Alternativas para reduzir o analfabetismo funcional no Brasil

Enviada em 22/10/2019

Na obra “Utopia”, do escritor inglês Thomas More, é retratada uma sociedade perfeita, na qual o corpo social padroniza-se pela ausência de conflitos e problemas. No entanto, o que se observa na realidade contemporânea é o oposto do que o autor prega, visto que o analfabetismo funcional apresenta barreiras, as quais dificultam a concretização dos planos de More. Esse cenário antagônico é fruto tanto da da falta de políticas públicas quanto da formação familiar. Diante disso, torna-se fundamental a discussão desses aspectos, a fim do pleno funcionamento da sociedade.

## INSTRUÇÕES DA TAREFA
Reproduza sem alterações o trecho do texto sobre analfabetismo funcional de "Enviada em 22/10/2019" a "funcionamento da sociedade.". Os registros não têm relação com o texto sobre analfabetismo funcional.

## REGISTROS DE DADOS
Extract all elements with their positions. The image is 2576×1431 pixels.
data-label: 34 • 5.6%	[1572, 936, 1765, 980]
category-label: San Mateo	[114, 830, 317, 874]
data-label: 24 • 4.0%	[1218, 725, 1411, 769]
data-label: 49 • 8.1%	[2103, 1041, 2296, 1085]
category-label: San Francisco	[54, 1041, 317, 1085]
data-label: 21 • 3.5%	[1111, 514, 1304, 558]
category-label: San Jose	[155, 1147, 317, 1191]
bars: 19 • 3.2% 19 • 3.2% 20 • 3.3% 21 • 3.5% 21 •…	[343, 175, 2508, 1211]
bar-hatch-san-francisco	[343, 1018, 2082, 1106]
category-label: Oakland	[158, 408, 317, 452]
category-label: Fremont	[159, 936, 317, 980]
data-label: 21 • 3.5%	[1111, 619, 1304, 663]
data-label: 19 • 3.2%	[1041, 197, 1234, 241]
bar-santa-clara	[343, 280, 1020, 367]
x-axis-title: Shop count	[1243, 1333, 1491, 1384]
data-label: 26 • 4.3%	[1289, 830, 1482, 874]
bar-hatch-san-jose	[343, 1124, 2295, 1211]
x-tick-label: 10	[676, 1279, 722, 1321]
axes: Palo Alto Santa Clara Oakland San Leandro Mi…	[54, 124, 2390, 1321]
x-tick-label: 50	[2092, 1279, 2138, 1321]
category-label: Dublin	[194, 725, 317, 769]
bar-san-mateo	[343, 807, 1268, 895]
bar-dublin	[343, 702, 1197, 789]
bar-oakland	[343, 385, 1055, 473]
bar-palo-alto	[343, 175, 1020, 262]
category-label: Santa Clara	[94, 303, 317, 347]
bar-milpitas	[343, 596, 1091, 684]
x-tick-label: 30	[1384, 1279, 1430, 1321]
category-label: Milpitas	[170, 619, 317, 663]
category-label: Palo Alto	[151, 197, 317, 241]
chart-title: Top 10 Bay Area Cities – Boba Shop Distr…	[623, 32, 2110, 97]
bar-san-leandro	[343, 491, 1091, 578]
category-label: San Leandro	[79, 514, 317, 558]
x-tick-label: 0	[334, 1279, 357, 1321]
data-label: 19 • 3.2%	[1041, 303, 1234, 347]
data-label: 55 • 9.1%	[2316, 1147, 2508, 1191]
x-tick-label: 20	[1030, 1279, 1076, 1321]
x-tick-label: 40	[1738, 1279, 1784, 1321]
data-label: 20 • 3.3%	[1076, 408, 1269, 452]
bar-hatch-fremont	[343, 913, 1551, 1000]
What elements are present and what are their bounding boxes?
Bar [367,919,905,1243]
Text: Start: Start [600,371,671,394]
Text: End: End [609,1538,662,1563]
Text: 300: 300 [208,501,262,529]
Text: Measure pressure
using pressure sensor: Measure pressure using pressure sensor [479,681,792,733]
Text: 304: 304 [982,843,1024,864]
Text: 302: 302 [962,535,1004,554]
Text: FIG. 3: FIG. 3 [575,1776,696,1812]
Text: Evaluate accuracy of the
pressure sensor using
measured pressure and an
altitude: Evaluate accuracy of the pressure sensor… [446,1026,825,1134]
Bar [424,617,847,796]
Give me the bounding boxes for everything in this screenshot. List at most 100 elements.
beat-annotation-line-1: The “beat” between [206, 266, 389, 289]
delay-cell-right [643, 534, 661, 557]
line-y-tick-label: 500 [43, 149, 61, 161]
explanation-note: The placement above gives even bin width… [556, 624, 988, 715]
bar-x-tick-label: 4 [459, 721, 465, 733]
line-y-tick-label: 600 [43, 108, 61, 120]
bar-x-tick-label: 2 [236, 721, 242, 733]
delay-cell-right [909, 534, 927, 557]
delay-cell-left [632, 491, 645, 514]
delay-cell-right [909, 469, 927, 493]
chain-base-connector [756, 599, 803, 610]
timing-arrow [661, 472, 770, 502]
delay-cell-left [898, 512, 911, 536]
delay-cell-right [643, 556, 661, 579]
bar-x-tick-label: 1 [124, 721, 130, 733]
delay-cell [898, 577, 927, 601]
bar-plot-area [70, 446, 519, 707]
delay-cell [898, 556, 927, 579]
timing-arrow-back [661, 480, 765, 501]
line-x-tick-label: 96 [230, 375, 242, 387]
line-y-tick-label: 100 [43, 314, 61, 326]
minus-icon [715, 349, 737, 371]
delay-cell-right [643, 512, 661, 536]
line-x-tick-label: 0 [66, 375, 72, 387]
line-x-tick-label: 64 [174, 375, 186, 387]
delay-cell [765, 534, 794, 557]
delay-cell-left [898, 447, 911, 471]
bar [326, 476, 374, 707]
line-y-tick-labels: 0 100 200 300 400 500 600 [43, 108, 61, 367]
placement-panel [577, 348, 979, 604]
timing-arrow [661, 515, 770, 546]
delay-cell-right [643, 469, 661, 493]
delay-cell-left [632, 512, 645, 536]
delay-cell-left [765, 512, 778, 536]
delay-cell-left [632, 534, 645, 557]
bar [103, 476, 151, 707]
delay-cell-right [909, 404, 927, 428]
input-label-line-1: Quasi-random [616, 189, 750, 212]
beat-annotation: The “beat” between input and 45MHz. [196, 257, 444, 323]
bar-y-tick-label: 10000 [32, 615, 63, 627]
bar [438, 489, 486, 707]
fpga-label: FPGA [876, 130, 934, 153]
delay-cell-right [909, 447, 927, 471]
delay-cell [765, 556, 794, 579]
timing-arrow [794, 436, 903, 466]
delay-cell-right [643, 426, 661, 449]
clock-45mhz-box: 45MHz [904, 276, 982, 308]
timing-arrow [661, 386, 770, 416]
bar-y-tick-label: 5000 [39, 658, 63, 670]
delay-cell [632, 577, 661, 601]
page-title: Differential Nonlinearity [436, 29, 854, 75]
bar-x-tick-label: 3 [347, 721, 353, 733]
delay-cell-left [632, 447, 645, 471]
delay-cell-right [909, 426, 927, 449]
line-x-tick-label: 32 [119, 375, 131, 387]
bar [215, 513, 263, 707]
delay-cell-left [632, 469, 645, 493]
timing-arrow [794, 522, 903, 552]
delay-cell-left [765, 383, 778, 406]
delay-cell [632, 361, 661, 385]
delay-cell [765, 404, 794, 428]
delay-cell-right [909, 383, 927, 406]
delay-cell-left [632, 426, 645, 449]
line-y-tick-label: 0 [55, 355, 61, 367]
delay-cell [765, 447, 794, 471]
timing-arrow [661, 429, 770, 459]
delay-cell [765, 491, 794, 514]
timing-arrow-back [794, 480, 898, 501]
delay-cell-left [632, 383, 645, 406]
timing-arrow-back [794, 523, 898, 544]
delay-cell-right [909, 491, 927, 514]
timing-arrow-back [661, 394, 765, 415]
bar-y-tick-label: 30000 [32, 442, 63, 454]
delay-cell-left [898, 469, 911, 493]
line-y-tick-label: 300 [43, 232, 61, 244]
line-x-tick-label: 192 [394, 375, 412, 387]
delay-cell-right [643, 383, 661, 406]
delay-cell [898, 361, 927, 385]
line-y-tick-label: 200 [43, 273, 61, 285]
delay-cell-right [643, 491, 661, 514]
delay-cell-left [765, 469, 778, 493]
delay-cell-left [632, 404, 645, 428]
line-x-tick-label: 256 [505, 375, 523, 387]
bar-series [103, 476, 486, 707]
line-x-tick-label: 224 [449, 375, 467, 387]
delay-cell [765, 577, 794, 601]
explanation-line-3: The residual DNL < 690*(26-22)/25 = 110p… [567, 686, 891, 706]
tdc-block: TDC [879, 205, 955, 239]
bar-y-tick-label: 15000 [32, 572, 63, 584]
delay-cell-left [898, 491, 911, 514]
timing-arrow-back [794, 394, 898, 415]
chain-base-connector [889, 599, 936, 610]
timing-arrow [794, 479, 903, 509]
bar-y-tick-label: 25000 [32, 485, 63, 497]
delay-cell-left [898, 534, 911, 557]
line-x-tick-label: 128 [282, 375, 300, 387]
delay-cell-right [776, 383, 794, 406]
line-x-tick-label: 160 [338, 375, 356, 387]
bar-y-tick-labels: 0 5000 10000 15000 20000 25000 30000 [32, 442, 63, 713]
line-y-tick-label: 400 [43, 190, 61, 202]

## RESPOSTA ESCRITA
Enviada em 22/10/2019

Na obra “Utopia”, do escritor inglês Thomas More, é retratada uma sociedade perfeita, na qual o corpo social padroniza-se pela ausência de conflitos e problemas. No entanto, o que se observa na realidade contemporânea é o oposto do que o autor prega, visto que o analfabetismo funcional apresenta barreiras, as quais dificultam a concretização dos planos de More. Esse cenário antagônico é fruto tanto da da falta de políticas públicas quanto da formação familiar. Diante disso, torna-se fundamental a discussão desses aspectos, a fim do pleno funcionamento da sociedade.